Your objective:
Repeat all the records exactly, omitting pictures.

Stored dataset items:
◆ ◆ ◆ ◆ ◆ ◆ ◆
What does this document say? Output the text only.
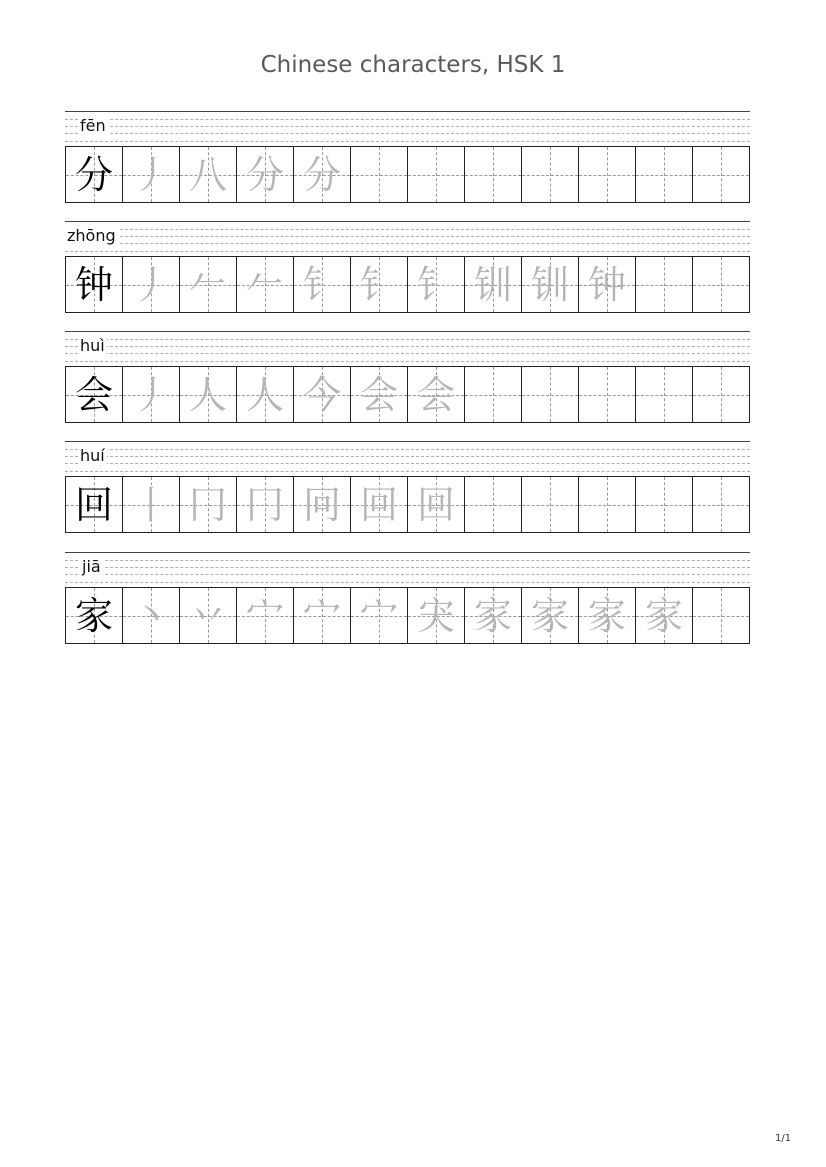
Chinese characters, HSK 1
fēn
分 丿 八 分 分
zhōng
钟 丿 𠂉 𠂉 钅 钅 钅 钏 钏 钟
huì
会 丿 人 人 今 会 会
huí
回 丨 冂 冂 冋 回 回
jiā
家 丶 丷 宀 宀 宀 宊 家 家 家 家
1/1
◆ ◆ ◆ ◆ ◆ ◆ ◆
Solution to this task:
What does this document say? Output the text only.
Chinese characters, HSK 1
fēn
分 丿 八 分 分
zhōng
钟 丿 𠂉 𠂉 钅 钅 钅 钏 钏 钟
huì
会 丿 人 人 今 会 会
huí
回 丨 冂 冂 冋 回 回
jiā
家 丶 丷 宀 宀 宀 宊 家 家 家 家
1/1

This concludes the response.